Exercise aim: Without including any images, repeat the data exactly.

-- Start Stored rows --

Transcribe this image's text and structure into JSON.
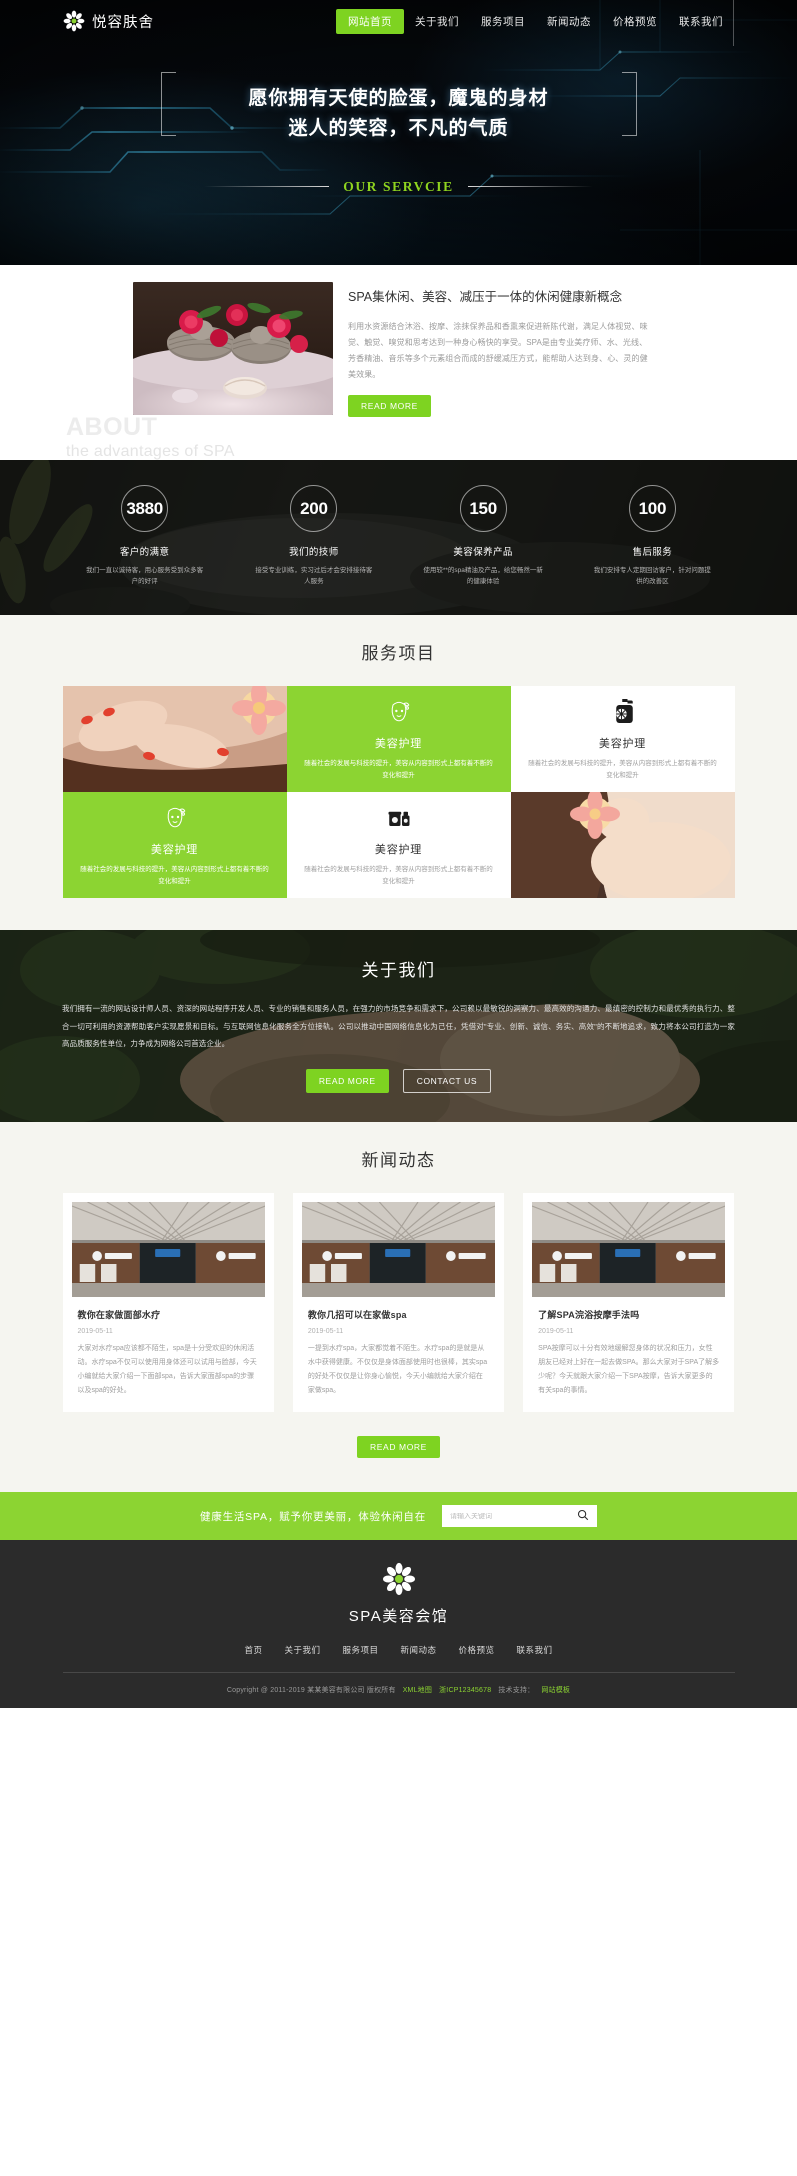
{
  "header": {
    "brand": "悦容肤舍",
    "logo_icon": "flower-icon",
    "nav": [
      {
        "label": "网站首页",
        "active": true
      },
      {
        "label": "关于我们",
        "active": false
      },
      {
        "label": "服务项目",
        "active": false
      },
      {
        "label": "新闻动态",
        "active": false
      },
      {
        "label": "价格预览",
        "active": false
      },
      {
        "label": "联系我们",
        "active": false
      }
    ]
  },
  "hero": {
    "line1": "愿你拥有天使的脸蛋，魔鬼的身材",
    "line2": "迷人的笑容，不凡的气质",
    "subtitle": "OUR SERVCIE",
    "accent_color": "#8fd41f"
  },
  "about": {
    "watermark_big": "ABOUT",
    "watermark_small": "the advantages of SPA",
    "heading": "SPA集休闲、美容、减压于一体的休闲健康新概念",
    "paragraph": "利用水资源结合沐浴、按摩、涂抹保养品和香熏来促进新陈代谢，满足人体视觉、味觉、触觉、嗅觉和思考达到一种身心畅快的享受。SPA是由专业美疗师、水、光线、芳香精油、音乐等多个元素组合而成的舒缓减压方式，能帮助人达到身、心、灵的健美效果。",
    "read_more": "READ MORE"
  },
  "stats": [
    {
      "number": "3880",
      "label": "客户的满意",
      "desc": "我们一直以诚待客，用心服务受到众多客户的好评"
    },
    {
      "number": "200",
      "label": "我们的技师",
      "desc": "接受专业训练，实习过后才会安排接待客人服务"
    },
    {
      "number": "150",
      "label": "美容保养产品",
      "desc": "使用较**的spa精油及产品，给您畅然一新的健康体验"
    },
    {
      "number": "100",
      "label": "售后服务",
      "desc": "我们安排专人定期回访客户，针对问题提供的改善区"
    }
  ],
  "services": {
    "title": "服务项目",
    "cards": [
      {
        "type": "photo",
        "name": "",
        "desc": "",
        "icon": ""
      },
      {
        "type": "green",
        "name": "美容护理",
        "desc": "随着社会的发展与科技的提升，美容从内容到形式上都有着不断的变化和提升",
        "icon": "face-mask-icon"
      },
      {
        "type": "white",
        "name": "美容护理",
        "desc": "随着社会的发展与科技的提升，美容从内容到形式上都有着不断的变化和提升",
        "icon": "lotion-bottle-icon"
      },
      {
        "type": "green",
        "name": "美容护理",
        "desc": "随着社会的发展与科技的提升，美容从内容到形式上都有着不断的变化和提升",
        "icon": "face-mask-icon"
      },
      {
        "type": "white",
        "name": "美容护理",
        "desc": "随着社会的发展与科技的提升，美容从内容到形式上都有着不断的变化和提升",
        "icon": "cosmetic-jar-icon"
      },
      {
        "type": "photo",
        "name": "",
        "desc": "",
        "icon": ""
      }
    ]
  },
  "aboutus": {
    "title": "关于我们",
    "paragraph": "我们拥有一流的网站设计师人员、资深的网站程序开发人员、专业的销售和服务人员，在强力的市场竞争和需求下，公司赖以最敏锐的洞察力、最高效的沟通力、最缜密的控制力和最优秀的执行力、整合一切可利用的资源帮助客户实现愿景和目标。与互联网信息化服务全方位接轨。公司以推动中国网络信息化为己任，凭借对\"专业、创新、诚信、务实、高效\"的不断地追求，致力将本公司打造为一家高品质服务性单位，力争成为网络公司首选企业。",
    "read_more": "READ MORE",
    "contact_us": "CONTACT US"
  },
  "news": {
    "title": "新闻动态",
    "read_more": "READ MORE",
    "items": [
      {
        "title": "教你在家做面部水疗",
        "date": "2019-05-11",
        "text": "大家对水疗spa应该都不陌生，spa是十分受欢迎的休闲活动。水疗spa不仅可以使用用身体还可以试用与脸部，今天小编就给大家介绍一下面部spa，告诉大家面部spa的步骤以及spa的好处。"
      },
      {
        "title": "教你几招可以在家做spa",
        "date": "2019-05-11",
        "text": "一提到水疗spa，大家都觉着不陌生。水疗spa的是就是从水中获得健康。不仅仅是身体面部使用时也很棒，其实spa的好处不仅仅是让你身心愉悦，今天小编就给大家介绍在家做spa。"
      },
      {
        "title": "了解SPA浣浴按摩手法吗",
        "date": "2019-05-11",
        "text": "SPA按摩可以十分有效地缓解您身体的状况和压力，女性朋友已经对上好在一起去做SPA。那么大家对于SPA了解多少呢？今天就跟大家介绍一下SPA按摩，告诉大家更多的有关spa的事情。"
      }
    ]
  },
  "search": {
    "slogan": "健康生活SPA，赋予你更美丽，体验休闲自在",
    "placeholder": "请输入关键词",
    "icon": "search-icon"
  },
  "footer": {
    "logo_icon": "flower-icon",
    "name": "SPA美容会馆",
    "nav": [
      "首页",
      "关于我们",
      "服务项目",
      "新闻动态",
      "价格预览",
      "联系我们"
    ],
    "copyright": "Copyright @ 2011-2019 某某美容有限公司 版权所有",
    "links": [
      {
        "label": "XML地图",
        "color": "#8cd432"
      },
      {
        "label": "浙ICP12345678",
        "color": "#8cd432"
      }
    ],
    "support_label": "技术支持：",
    "support_link": "网站模板"
  },
  "colors": {
    "accent": "#8cd432",
    "dark": "#2b2b2b",
    "hero_accent": "#8fd41f"
  }
}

-- End Stored rows --

Task output:
Transcribe this image's text and structure into JSON.
{
  "header": {
    "brand": "悦容肤舍",
    "logo_icon": "flower-icon",
    "nav": [
      {
        "label": "网站首页",
        "active": true
      },
      {
        "label": "关于我们",
        "active": false
      },
      {
        "label": "服务项目",
        "active": false
      },
      {
        "label": "新闻动态",
        "active": false
      },
      {
        "label": "价格预览",
        "active": false
      },
      {
        "label": "联系我们",
        "active": false
      }
    ]
  },
  "hero": {
    "line1": "愿你拥有天使的脸蛋，魔鬼的身材",
    "line2": "迷人的笑容，不凡的气质",
    "subtitle": "OUR SERVCIE",
    "accent_color": "#8fd41f"
  },
  "about": {
    "watermark_big": "ABOUT",
    "watermark_small": "the advantages of SPA",
    "heading": "SPA集休闲、美容、减压于一体的休闲健康新概念",
    "paragraph": "利用水资源结合沐浴、按摩、涂抹保养品和香熏来促进新陈代谢，满足人体视觉、味觉、触觉、嗅觉和思考达到一种身心畅快的享受。SPA是由专业美疗师、水、光线、芳香精油、音乐等多个元素组合而成的舒缓减压方式，能帮助人达到身、心、灵的健美效果。",
    "read_more": "READ MORE"
  },
  "stats": [
    {
      "number": "3880",
      "label": "客户的满意",
      "desc": "我们一直以诚待客，用心服务受到众多客户的好评"
    },
    {
      "number": "200",
      "label": "我们的技师",
      "desc": "接受专业训练，实习过后才会安排接待客人服务"
    },
    {
      "number": "150",
      "label": "美容保养产品",
      "desc": "使用较**的spa精油及产品，给您畅然一新的健康体验"
    },
    {
      "number": "100",
      "label": "售后服务",
      "desc": "我们安排专人定期回访客户，针对问题提供的改善区"
    }
  ],
  "services": {
    "title": "服务项目",
    "cards": [
      {
        "type": "photo",
        "name": "",
        "desc": "",
        "icon": ""
      },
      {
        "type": "green",
        "name": "美容护理",
        "desc": "随着社会的发展与科技的提升，美容从内容到形式上都有着不断的变化和提升",
        "icon": "face-mask-icon"
      },
      {
        "type": "white",
        "name": "美容护理",
        "desc": "随着社会的发展与科技的提升，美容从内容到形式上都有着不断的变化和提升",
        "icon": "lotion-bottle-icon"
      },
      {
        "type": "green",
        "name": "美容护理",
        "desc": "随着社会的发展与科技的提升，美容从内容到形式上都有着不断的变化和提升",
        "icon": "face-mask-icon"
      },
      {
        "type": "white",
        "name": "美容护理",
        "desc": "随着社会的发展与科技的提升，美容从内容到形式上都有着不断的变化和提升",
        "icon": "cosmetic-jar-icon"
      },
      {
        "type": "photo",
        "name": "",
        "desc": "",
        "icon": ""
      }
    ]
  },
  "aboutus": {
    "title": "关于我们",
    "paragraph": "我们拥有一流的网站设计师人员、资深的网站程序开发人员、专业的销售和服务人员，在强力的市场竞争和需求下，公司赖以最敏锐的洞察力、最高效的沟通力、最缜密的控制力和最优秀的执行力、整合一切可利用的资源帮助客户实现愿景和目标。与互联网信息化服务全方位接轨。公司以推动中国网络信息化为己任，凭借对\"专业、创新、诚信、务实、高效\"的不断地追求，致力将本公司打造为一家高品质服务性单位，力争成为网络公司首选企业。",
    "read_more": "READ MORE",
    "contact_us": "CONTACT US"
  },
  "news": {
    "title": "新闻动态",
    "read_more": "READ MORE",
    "items": [
      {
        "title": "教你在家做面部水疗",
        "date": "2019-05-11",
        "text": "大家对水疗spa应该都不陌生，spa是十分受欢迎的休闲活动。水疗spa不仅可以使用用身体还可以试用与脸部，今天小编就给大家介绍一下面部spa，告诉大家面部spa的步骤以及spa的好处。"
      },
      {
        "title": "教你几招可以在家做spa",
        "date": "2019-05-11",
        "text": "一提到水疗spa，大家都觉着不陌生。水疗spa的是就是从水中获得健康。不仅仅是身体面部使用时也很棒，其实spa的好处不仅仅是让你身心愉悦，今天小编就给大家介绍在家做spa。"
      },
      {
        "title": "了解SPA浣浴按摩手法吗",
        "date": "2019-05-11",
        "text": "SPA按摩可以十分有效地缓解您身体的状况和压力，女性朋友已经对上好在一起去做SPA。那么大家对于SPA了解多少呢？今天就跟大家介绍一下SPA按摩，告诉大家更多的有关spa的事情。"
      }
    ]
  },
  "search": {
    "slogan": "健康生活SPA，赋予你更美丽，体验休闲自在",
    "placeholder": "请输入关键词",
    "icon": "search-icon"
  },
  "footer": {
    "logo_icon": "flower-icon",
    "name": "SPA美容会馆",
    "nav": [
      "首页",
      "关于我们",
      "服务项目",
      "新闻动态",
      "价格预览",
      "联系我们"
    ],
    "copyright": "Copyright @ 2011-2019 某某美容有限公司 版权所有",
    "links": [
      {
        "label": "XML地图",
        "color": "#8cd432"
      },
      {
        "label": "浙ICP12345678",
        "color": "#8cd432"
      }
    ],
    "support_label": "技术支持：",
    "support_link": "网站模板"
  },
  "colors": {
    "accent": "#8cd432",
    "dark": "#2b2b2b",
    "hero_accent": "#8fd41f"
  }
}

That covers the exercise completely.